*Directive:* Could you write out every entry exactly as it stands?

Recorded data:

------------

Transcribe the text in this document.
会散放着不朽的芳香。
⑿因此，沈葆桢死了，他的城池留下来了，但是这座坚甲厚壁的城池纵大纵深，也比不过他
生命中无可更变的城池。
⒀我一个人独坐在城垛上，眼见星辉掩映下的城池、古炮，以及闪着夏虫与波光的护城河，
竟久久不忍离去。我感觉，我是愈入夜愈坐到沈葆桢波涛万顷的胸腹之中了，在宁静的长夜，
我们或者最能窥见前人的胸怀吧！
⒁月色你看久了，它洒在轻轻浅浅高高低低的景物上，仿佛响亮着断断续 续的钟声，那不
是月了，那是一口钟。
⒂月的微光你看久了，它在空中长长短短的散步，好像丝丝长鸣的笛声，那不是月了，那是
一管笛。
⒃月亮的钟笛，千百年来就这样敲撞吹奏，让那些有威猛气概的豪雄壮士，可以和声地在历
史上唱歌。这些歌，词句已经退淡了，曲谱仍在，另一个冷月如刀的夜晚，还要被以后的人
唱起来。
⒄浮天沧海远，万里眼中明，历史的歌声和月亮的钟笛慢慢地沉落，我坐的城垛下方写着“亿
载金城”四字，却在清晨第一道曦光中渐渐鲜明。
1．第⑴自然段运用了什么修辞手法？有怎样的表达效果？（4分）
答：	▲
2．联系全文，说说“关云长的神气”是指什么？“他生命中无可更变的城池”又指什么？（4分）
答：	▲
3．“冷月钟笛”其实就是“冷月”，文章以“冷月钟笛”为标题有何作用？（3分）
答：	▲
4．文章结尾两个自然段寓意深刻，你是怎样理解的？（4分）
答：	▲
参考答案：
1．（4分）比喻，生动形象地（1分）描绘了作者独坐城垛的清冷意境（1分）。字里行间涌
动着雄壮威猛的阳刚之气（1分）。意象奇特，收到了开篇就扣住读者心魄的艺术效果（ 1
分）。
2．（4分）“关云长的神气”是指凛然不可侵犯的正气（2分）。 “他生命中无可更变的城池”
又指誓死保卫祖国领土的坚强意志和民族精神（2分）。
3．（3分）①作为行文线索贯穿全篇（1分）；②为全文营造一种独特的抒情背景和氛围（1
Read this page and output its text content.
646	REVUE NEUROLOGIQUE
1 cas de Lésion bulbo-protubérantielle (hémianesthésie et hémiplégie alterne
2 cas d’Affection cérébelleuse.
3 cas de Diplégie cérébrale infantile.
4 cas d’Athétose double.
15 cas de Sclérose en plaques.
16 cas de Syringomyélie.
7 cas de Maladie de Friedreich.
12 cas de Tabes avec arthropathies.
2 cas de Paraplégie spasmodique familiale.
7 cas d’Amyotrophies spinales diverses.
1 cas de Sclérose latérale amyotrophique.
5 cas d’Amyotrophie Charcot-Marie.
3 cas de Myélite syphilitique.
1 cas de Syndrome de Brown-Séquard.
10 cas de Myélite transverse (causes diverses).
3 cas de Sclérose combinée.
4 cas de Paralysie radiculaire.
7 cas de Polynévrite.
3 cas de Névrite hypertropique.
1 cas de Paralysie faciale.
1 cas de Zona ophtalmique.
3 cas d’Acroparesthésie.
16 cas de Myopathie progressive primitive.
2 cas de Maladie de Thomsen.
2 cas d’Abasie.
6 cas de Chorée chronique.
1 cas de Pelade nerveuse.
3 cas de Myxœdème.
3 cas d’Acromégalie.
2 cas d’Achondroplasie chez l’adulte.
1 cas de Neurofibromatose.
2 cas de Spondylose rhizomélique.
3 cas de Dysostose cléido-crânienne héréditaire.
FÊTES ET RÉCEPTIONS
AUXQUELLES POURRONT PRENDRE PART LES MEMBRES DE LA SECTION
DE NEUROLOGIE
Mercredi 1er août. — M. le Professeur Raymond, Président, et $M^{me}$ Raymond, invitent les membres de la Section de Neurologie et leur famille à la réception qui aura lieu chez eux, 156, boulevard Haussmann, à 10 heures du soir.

------------

*Full output:*
Transcribe the text in this document.
会散放着不朽的芳香。
⑿因此，沈葆桢死了，他的城池留下来了，但是这座坚甲厚壁的城池纵大纵深，也比不过他
生命中无可更变的城池。
⒀我一个人独坐在城垛上，眼见星辉掩映下的城池、古炮，以及闪着夏虫与波光的护城河，
竟久久不忍离去。我感觉，我是愈入夜愈坐到沈葆桢波涛万顷的胸腹之中了，在宁静的长夜，
我们或者最能窥见前人的胸怀吧！
⒁月色你看久了，它洒在轻轻浅浅高高低低的景物上，仿佛响亮着断断续 续的钟声，那不
是月了，那是一口钟。
⒂月的微光你看久了，它在空中长长短短的散步，好像丝丝长鸣的笛声，那不是月了，那是
一管笛。
⒃月亮的钟笛，千百年来就这样敲撞吹奏，让那些有威猛气概的豪雄壮士，可以和声地在历
史上唱歌。这些歌，词句已经退淡了，曲谱仍在，另一个冷月如刀的夜晚，还要被以后的人
唱起来。
⒄浮天沧海远，万里眼中明，历史的歌声和月亮的钟笛慢慢地沉落，我坐的城垛下方写着“亿
载金城”四字，却在清晨第一道曦光中渐渐鲜明。
1．第⑴自然段运用了什么修辞手法？有怎样的表达效果？（4分）
答：	▲
2．联系全文，说说“关云长的神气”是指什么？“他生命中无可更变的城池”又指什么？（4分）
答：	▲
3．“冷月钟笛”其实就是“冷月”，文章以“冷月钟笛”为标题有何作用？（3分）
答：	▲
4．文章结尾两个自然段寓意深刻，你是怎样理解的？（4分）
答：	▲
参考答案：
1．（4分）比喻，生动形象地（1分）描绘了作者独坐城垛的清冷意境（1分）。字里行间涌
动着雄壮威猛的阳刚之气（1分）。意象奇特，收到了开篇就扣住读者心魄的艺术效果（ 1
分）。
2．（4分）“关云长的神气”是指凛然不可侵犯的正气（2分）。 “他生命中无可更变的城池”
又指誓死保卫祖国领土的坚强意志和民族精神（2分）。
3．（3分）①作为行文线索贯穿全篇（1分）；②为全文营造一种独特的抒情背景和氛围（1
Read this page and output its text content.
646	REVUE NEUROLOGIQUE
1 cas de Lésion bulbo-protubérantielle (hémianesthésie et hémiplégie alterne
2 cas d’Affection cérébelleuse.
3 cas de Diplégie cérébrale infantile.
4 cas d’Athétose double.
15 cas de Sclérose en plaques.
16 cas de Syringomyélie.
7 cas de Maladie de Friedreich.
12 cas de Tabes avec arthropathies.
2 cas de Paraplégie spasmodique familiale.
7 cas d’Amyotrophies spinales diverses.
1 cas de Sclérose latérale amyotrophique.
5 cas d’Amyotrophie Charcot-Marie.
3 cas de Myélite syphilitique.
1 cas de Syndrome de Brown-Séquard.
10 cas de Myélite transverse (causes diverses).
3 cas de Sclérose combinée.
4 cas de Paralysie radiculaire.
7 cas de Polynévrite.
3 cas de Névrite hypertropique.
1 cas de Paralysie faciale.
1 cas de Zona ophtalmique.
3 cas d’Acroparesthésie.
16 cas de Myopathie progressive primitive.
2 cas de Maladie de Thomsen.
2 cas d’Abasie.
6 cas de Chorée chronique.
1 cas de Pelade nerveuse.
3 cas de Myxœdème.
3 cas d’Acromégalie.
2 cas d’Achondroplasie chez l’adulte.
1 cas de Neurofibromatose.
2 cas de Spondylose rhizomélique.
3 cas de Dysostose cléido-crânienne héréditaire.
FÊTES ET RÉCEPTIONS
AUXQUELLES POURRONT PRENDRE PART LES MEMBRES DE LA SECTION
DE NEUROLOGIE
Mercredi 1er août. — M. le Professeur Raymond, Président, et $M^{me}$ Raymond, invitent les membres de la Section de Neurologie et leur famille à la réception qui aura lieu chez eux, 156, boulevard Haussmann, à 10 heures du soir.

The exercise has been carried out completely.